Exactly reproduce the lines that follow.

Extracted records:
+++

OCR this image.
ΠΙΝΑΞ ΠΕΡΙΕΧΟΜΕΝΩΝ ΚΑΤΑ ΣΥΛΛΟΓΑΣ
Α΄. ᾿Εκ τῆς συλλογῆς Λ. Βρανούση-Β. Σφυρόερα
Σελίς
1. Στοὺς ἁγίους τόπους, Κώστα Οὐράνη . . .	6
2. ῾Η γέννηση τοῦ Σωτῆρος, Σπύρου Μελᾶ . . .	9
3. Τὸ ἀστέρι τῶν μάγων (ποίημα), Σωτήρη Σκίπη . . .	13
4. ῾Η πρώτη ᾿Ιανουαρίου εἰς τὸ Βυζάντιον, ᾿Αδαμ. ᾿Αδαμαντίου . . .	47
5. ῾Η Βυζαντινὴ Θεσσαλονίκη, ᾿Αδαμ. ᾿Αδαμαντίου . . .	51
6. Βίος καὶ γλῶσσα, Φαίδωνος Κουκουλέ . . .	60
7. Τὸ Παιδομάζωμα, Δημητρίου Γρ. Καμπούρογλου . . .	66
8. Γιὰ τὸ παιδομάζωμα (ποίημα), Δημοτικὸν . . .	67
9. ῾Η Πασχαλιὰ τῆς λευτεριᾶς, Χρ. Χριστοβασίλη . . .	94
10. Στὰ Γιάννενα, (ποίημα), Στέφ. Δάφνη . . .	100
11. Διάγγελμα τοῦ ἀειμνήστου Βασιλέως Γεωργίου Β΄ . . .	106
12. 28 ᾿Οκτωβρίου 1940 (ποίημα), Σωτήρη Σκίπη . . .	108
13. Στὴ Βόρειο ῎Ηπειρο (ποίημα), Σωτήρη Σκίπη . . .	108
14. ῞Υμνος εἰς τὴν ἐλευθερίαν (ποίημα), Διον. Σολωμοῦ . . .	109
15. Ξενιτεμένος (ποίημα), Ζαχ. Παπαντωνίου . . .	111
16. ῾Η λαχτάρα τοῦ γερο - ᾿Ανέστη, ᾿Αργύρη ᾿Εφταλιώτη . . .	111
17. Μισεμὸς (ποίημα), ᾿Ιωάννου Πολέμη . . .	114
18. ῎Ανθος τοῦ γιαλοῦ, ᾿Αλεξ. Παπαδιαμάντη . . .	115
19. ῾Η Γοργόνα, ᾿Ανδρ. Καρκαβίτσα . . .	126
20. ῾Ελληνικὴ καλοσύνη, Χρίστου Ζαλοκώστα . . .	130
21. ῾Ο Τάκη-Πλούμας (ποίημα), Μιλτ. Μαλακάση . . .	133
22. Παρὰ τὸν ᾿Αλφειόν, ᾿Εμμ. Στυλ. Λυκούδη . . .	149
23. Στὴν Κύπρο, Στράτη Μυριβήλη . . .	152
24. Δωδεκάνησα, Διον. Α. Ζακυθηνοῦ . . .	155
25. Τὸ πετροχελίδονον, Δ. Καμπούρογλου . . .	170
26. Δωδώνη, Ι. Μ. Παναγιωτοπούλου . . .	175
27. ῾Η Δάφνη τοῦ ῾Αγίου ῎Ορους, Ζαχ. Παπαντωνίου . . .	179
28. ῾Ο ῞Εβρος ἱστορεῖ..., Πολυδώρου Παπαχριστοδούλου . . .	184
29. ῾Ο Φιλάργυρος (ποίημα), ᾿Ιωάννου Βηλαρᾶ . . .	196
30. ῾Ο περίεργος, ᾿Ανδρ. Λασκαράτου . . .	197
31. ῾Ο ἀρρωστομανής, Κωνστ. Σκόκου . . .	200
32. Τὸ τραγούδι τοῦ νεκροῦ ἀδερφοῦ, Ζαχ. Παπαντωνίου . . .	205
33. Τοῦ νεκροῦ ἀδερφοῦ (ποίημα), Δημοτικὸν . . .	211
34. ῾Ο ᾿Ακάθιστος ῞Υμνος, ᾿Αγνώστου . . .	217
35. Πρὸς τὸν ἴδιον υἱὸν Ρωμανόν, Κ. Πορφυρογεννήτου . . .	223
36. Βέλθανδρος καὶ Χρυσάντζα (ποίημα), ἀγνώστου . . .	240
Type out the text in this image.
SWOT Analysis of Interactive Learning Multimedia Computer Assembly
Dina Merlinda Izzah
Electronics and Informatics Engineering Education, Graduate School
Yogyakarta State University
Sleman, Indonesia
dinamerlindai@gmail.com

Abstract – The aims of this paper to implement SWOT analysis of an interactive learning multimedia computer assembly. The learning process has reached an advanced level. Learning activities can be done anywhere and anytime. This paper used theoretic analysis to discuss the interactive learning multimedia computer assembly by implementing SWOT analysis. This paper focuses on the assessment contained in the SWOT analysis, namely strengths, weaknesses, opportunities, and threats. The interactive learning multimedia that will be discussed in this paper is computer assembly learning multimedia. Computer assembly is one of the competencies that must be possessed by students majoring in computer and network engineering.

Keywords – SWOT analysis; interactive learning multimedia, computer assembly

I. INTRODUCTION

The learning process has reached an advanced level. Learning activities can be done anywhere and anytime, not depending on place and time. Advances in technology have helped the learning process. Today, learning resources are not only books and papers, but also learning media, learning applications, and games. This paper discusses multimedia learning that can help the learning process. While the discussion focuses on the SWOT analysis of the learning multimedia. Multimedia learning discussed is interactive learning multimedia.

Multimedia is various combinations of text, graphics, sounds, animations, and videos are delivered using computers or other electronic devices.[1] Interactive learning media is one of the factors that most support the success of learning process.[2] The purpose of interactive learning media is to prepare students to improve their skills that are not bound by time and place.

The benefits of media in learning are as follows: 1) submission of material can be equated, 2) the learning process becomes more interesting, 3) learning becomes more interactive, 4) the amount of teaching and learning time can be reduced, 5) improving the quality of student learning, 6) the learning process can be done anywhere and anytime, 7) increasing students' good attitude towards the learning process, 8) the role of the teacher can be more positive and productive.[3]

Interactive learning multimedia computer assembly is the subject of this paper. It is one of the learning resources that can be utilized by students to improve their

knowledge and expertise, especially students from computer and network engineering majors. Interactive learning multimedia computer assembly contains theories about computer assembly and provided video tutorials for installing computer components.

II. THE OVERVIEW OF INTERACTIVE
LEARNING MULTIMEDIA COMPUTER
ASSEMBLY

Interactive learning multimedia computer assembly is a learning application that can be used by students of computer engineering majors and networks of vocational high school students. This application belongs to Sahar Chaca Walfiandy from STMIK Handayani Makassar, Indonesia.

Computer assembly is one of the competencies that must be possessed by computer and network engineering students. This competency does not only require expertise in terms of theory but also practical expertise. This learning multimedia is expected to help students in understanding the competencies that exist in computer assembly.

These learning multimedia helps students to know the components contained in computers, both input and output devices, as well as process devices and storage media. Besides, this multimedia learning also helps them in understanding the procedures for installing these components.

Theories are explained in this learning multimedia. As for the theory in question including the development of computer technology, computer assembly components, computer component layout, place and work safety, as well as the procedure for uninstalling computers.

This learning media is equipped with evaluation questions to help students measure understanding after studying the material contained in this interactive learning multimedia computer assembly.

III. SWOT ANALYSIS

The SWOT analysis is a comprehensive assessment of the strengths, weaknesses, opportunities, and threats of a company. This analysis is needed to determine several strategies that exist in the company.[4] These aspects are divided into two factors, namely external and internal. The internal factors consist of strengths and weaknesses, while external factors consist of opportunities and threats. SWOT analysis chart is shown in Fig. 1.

+++

- Solved problem
OCR this image.
ΠΙΝΑΞ ΠΕΡΙΕΧΟΜΕΝΩΝ ΚΑΤΑ ΣΥΛΛΟΓΑΣ
Α΄. ᾿Εκ τῆς συλλογῆς Λ. Βρανούση-Β. Σφυρόερα
Σελίς
1. Στοὺς ἁγίους τόπους, Κώστα Οὐράνη . . .	6
2. ῾Η γέννηση τοῦ Σωτῆρος, Σπύρου Μελᾶ . . .	9
3. Τὸ ἀστέρι τῶν μάγων (ποίημα), Σωτήρη Σκίπη . . .	13
4. ῾Η πρώτη ᾿Ιανουαρίου εἰς τὸ Βυζάντιον, ᾿Αδαμ. ᾿Αδαμαντίου . . .	47
5. ῾Η Βυζαντινὴ Θεσσαλονίκη, ᾿Αδαμ. ᾿Αδαμαντίου . . .	51
6. Βίος καὶ γλῶσσα, Φαίδωνος Κουκουλέ . . .	60
7. Τὸ Παιδομάζωμα, Δημητρίου Γρ. Καμπούρογλου . . .	66
8. Γιὰ τὸ παιδομάζωμα (ποίημα), Δημοτικὸν . . .	67
9. ῾Η Πασχαλιὰ τῆς λευτεριᾶς, Χρ. Χριστοβασίλη . . .	94
10. Στὰ Γιάννενα, (ποίημα), Στέφ. Δάφνη . . .	100
11. Διάγγελμα τοῦ ἀειμνήστου Βασιλέως Γεωργίου Β΄ . . .	106
12. 28 ᾿Οκτωβρίου 1940 (ποίημα), Σωτήρη Σκίπη . . .	108
13. Στὴ Βόρειο ῎Ηπειρο (ποίημα), Σωτήρη Σκίπη . . .	108
14. ῞Υμνος εἰς τὴν ἐλευθερίαν (ποίημα), Διον. Σολωμοῦ . . .	109
15. Ξενιτεμένος (ποίημα), Ζαχ. Παπαντωνίου . . .	111
16. ῾Η λαχτάρα τοῦ γερο - ᾿Ανέστη, ᾿Αργύρη ᾿Εφταλιώτη . . .	111
17. Μισεμὸς (ποίημα), ᾿Ιωάννου Πολέμη . . .	114
18. ῎Ανθος τοῦ γιαλοῦ, ᾿Αλεξ. Παπαδιαμάντη . . .	115
19. ῾Η Γοργόνα, ᾿Ανδρ. Καρκαβίτσα . . .	126
20. ῾Ελληνικὴ καλοσύνη, Χρίστου Ζαλοκώστα . . .	130
21. ῾Ο Τάκη-Πλούμας (ποίημα), Μιλτ. Μαλακάση . . .	133
22. Παρὰ τὸν ᾿Αλφειόν, ᾿Εμμ. Στυλ. Λυκούδη . . .	149
23. Στὴν Κύπρο, Στράτη Μυριβήλη . . .	152
24. Δωδεκάνησα, Διον. Α. Ζακυθηνοῦ . . .	155
25. Τὸ πετροχελίδονον, Δ. Καμπούρογλου . . .	170
26. Δωδώνη, Ι. Μ. Παναγιωτοπούλου . . .	175
27. ῾Η Δάφνη τοῦ ῾Αγίου ῎Ορους, Ζαχ. Παπαντωνίου . . .	179
28. ῾Ο ῞Εβρος ἱστορεῖ..., Πολυδώρου Παπαχριστοδούλου . . .	184
29. ῾Ο Φιλάργυρος (ποίημα), ᾿Ιωάννου Βηλαρᾶ . . .	196
30. ῾Ο περίεργος, ᾿Ανδρ. Λασκαράτου . . .	197
31. ῾Ο ἀρρωστομανής, Κωνστ. Σκόκου . . .	200
32. Τὸ τραγούδι τοῦ νεκροῦ ἀδερφοῦ, Ζαχ. Παπαντωνίου . . .	205
33. Τοῦ νεκροῦ ἀδερφοῦ (ποίημα), Δημοτικὸν . . .	211
34. ῾Ο ᾿Ακάθιστος ῞Υμνος, ᾿Αγνώστου . . .	217
35. Πρὸς τὸν ἴδιον υἱὸν Ρωμανόν, Κ. Πορφυρογεννήτου . . .	223
36. Βέλθανδρος καὶ Χρυσάντζα (ποίημα), ἀγνώστου . . .	240
Type out the text in this image.
SWOT Analysis of Interactive Learning Multimedia Computer Assembly
Dina Merlinda Izzah
Electronics and Informatics Engineering Education, Graduate School
Yogyakarta State University
Sleman, Indonesia
dinamerlindai@gmail.com

Abstract – The aims of this paper to implement SWOT analysis of an interactive learning multimedia computer assembly. The learning process has reached an advanced level. Learning activities can be done anywhere and anytime. This paper used theoretic analysis to discuss the interactive learning multimedia computer assembly by implementing SWOT analysis. This paper focuses on the assessment contained in the SWOT analysis, namely strengths, weaknesses, opportunities, and threats. The interactive learning multimedia that will be discussed in this paper is computer assembly learning multimedia. Computer assembly is one of the competencies that must be possessed by students majoring in computer and network engineering.

Keywords – SWOT analysis; interactive learning multimedia, computer assembly

I. INTRODUCTION

The learning process has reached an advanced level. Learning activities can be done anywhere and anytime, not depending on place and time. Advances in technology have helped the learning process. Today, learning resources are not only books and papers, but also learning media, learning applications, and games. This paper discusses multimedia learning that can help the learning process. While the discussion focuses on the SWOT analysis of the learning multimedia. Multimedia learning discussed is interactive learning multimedia.

Multimedia is various combinations of text, graphics, sounds, animations, and videos are delivered using computers or other electronic devices.[1] Interactive learning media is one of the factors that most support the success of learning process.[2] The purpose of interactive learning media is to prepare students to improve their skills that are not bound by time and place.

The benefits of media in learning are as follows: 1) submission of material can be equated, 2) the learning process becomes more interesting, 3) learning becomes more interactive, 4) the amount of teaching and learning time can be reduced, 5) improving the quality of student learning, 6) the learning process can be done anywhere and anytime, 7) increasing students' good attitude towards the learning process, 8) the role of the teacher can be more positive and productive.[3]

Interactive learning multimedia computer assembly is the subject of this paper. It is one of the learning resources that can be utilized by students to improve their

knowledge and expertise, especially students from computer and network engineering majors. Interactive learning multimedia computer assembly contains theories about computer assembly and provided video tutorials for installing computer components.

II. THE OVERVIEW OF INTERACTIVE
LEARNING MULTIMEDIA COMPUTER
ASSEMBLY

Interactive learning multimedia computer assembly is a learning application that can be used by students of computer engineering majors and networks of vocational high school students. This application belongs to Sahar Chaca Walfiandy from STMIK Handayani Makassar, Indonesia.

Computer assembly is one of the competencies that must be possessed by computer and network engineering students. This competency does not only require expertise in terms of theory but also practical expertise. This learning multimedia is expected to help students in understanding the competencies that exist in computer assembly.

These learning multimedia helps students to know the components contained in computers, both input and output devices, as well as process devices and storage media. Besides, this multimedia learning also helps them in understanding the procedures for installing these components.

Theories are explained in this learning multimedia. As for the theory in question including the development of computer technology, computer assembly components, computer component layout, place and work safety, as well as the procedure for uninstalling computers.

This learning media is equipped with evaluation questions to help students measure understanding after studying the material contained in this interactive learning multimedia computer assembly.

III. SWOT ANALYSIS

The SWOT analysis is a comprehensive assessment of the strengths, weaknesses, opportunities, and threats of a company. This analysis is needed to determine several strategies that exist in the company.[4] These aspects are divided into two factors, namely external and internal. The internal factors consist of strengths and weaknesses, while external factors consist of opportunities and threats. SWOT analysis chart is shown in Fig. 1.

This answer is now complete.